Task: Scan the lines below for the string "呼ばれ方は" and report how many lines contain it, giving only the number.

Record extracts:
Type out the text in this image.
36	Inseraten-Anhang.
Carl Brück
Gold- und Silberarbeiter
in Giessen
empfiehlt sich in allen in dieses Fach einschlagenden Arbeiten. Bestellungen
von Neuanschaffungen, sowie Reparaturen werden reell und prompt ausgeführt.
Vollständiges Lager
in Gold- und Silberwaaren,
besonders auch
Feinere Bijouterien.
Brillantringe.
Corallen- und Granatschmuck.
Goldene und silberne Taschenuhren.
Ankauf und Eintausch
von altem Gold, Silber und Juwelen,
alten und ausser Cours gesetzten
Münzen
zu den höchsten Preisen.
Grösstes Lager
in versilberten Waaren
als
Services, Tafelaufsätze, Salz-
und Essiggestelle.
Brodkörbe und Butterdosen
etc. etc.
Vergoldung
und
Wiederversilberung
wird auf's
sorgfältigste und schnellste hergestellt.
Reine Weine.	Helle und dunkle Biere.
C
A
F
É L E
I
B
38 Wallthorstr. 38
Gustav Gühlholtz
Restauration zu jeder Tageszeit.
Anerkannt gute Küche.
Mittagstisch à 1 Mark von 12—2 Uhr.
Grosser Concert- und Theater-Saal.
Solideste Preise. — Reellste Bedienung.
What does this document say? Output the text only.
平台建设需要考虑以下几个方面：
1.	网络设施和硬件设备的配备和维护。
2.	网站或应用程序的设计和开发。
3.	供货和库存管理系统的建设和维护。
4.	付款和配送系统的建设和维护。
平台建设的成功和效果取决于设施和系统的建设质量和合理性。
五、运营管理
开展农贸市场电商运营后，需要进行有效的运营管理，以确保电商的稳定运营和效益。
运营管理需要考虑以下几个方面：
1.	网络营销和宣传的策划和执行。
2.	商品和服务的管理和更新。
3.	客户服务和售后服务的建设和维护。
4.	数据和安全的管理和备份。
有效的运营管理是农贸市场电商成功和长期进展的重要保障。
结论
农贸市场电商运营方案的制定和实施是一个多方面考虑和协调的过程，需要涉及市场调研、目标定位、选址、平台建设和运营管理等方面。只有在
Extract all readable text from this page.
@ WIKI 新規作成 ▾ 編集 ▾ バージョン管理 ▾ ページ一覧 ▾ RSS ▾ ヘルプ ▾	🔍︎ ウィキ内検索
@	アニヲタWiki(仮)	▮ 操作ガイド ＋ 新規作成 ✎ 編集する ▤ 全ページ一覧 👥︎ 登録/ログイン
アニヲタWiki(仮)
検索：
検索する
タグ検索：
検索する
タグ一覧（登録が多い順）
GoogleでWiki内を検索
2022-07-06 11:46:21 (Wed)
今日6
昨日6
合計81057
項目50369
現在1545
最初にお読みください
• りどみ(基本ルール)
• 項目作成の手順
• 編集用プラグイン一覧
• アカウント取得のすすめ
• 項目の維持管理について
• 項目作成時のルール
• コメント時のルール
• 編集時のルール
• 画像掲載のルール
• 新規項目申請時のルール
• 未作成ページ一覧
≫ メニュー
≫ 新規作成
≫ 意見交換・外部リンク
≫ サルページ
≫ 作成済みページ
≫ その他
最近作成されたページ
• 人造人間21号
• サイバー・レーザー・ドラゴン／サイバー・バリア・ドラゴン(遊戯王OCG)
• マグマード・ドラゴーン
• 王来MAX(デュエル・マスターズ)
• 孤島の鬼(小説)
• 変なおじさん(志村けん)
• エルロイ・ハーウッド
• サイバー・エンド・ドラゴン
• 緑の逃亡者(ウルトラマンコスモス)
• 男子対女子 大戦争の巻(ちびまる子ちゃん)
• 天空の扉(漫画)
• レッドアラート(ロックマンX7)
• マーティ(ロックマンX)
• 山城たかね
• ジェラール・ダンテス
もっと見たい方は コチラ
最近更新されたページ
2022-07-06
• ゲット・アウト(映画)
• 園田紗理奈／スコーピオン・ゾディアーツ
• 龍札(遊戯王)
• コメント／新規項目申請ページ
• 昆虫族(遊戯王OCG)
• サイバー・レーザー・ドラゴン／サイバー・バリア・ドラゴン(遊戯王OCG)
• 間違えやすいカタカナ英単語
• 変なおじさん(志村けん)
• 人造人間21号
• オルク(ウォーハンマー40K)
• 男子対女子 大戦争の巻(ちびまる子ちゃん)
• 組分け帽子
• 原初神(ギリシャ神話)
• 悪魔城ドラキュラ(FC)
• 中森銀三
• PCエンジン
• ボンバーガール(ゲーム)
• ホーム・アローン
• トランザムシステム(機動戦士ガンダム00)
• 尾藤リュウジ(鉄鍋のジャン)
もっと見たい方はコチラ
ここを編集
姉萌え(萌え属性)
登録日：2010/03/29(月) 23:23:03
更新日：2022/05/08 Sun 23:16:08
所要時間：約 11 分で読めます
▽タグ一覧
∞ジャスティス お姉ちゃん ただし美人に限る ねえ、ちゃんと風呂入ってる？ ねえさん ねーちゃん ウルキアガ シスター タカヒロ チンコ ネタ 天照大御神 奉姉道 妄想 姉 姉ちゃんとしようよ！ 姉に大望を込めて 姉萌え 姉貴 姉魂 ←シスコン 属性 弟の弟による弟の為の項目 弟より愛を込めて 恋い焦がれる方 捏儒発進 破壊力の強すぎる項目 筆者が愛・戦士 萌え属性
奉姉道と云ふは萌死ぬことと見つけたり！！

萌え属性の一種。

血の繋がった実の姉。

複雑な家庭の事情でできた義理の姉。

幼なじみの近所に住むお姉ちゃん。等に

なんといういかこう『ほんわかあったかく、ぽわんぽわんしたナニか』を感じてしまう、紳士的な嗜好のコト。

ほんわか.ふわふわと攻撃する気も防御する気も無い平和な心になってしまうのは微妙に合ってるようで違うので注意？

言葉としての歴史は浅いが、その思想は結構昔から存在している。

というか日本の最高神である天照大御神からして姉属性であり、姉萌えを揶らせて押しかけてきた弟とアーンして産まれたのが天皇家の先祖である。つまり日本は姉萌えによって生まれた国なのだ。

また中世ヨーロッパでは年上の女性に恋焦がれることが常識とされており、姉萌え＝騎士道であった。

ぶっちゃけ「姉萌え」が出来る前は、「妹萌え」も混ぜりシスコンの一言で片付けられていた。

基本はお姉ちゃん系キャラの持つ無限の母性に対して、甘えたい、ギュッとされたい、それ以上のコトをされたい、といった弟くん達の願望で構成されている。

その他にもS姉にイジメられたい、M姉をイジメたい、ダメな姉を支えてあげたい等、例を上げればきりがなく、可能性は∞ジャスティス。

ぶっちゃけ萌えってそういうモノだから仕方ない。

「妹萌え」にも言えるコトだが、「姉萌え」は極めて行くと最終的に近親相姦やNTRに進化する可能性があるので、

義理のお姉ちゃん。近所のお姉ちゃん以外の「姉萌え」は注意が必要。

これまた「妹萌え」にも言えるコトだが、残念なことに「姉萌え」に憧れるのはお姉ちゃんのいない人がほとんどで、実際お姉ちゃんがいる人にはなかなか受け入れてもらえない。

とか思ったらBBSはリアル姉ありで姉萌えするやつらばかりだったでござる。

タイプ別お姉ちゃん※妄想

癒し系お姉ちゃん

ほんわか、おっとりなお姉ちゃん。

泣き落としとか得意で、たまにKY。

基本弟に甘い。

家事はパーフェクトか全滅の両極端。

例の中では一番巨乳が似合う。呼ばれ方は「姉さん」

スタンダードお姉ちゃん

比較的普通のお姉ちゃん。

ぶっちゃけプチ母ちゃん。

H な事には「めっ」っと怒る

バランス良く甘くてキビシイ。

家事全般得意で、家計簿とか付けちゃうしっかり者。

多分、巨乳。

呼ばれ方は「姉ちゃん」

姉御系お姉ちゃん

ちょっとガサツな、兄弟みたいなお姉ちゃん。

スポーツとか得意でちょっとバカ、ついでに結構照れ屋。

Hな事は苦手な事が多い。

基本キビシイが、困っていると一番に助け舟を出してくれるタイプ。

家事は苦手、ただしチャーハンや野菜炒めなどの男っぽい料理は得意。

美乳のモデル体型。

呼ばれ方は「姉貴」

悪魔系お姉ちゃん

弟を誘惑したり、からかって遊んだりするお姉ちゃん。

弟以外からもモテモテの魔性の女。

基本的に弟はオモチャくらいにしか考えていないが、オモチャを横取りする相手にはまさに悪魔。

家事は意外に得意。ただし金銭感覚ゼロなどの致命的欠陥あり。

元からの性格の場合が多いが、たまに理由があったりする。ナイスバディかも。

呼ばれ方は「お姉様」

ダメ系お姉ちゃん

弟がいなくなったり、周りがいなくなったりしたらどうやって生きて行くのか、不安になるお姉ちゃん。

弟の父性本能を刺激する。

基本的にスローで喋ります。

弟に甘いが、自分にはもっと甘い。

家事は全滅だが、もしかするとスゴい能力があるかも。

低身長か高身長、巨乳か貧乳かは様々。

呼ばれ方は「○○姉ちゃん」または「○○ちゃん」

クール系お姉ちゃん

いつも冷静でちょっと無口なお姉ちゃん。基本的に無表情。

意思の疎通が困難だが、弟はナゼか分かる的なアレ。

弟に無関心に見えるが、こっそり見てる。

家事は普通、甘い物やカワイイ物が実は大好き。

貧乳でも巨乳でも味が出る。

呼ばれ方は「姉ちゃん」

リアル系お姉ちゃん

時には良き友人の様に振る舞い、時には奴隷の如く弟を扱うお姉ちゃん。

Written solution: 6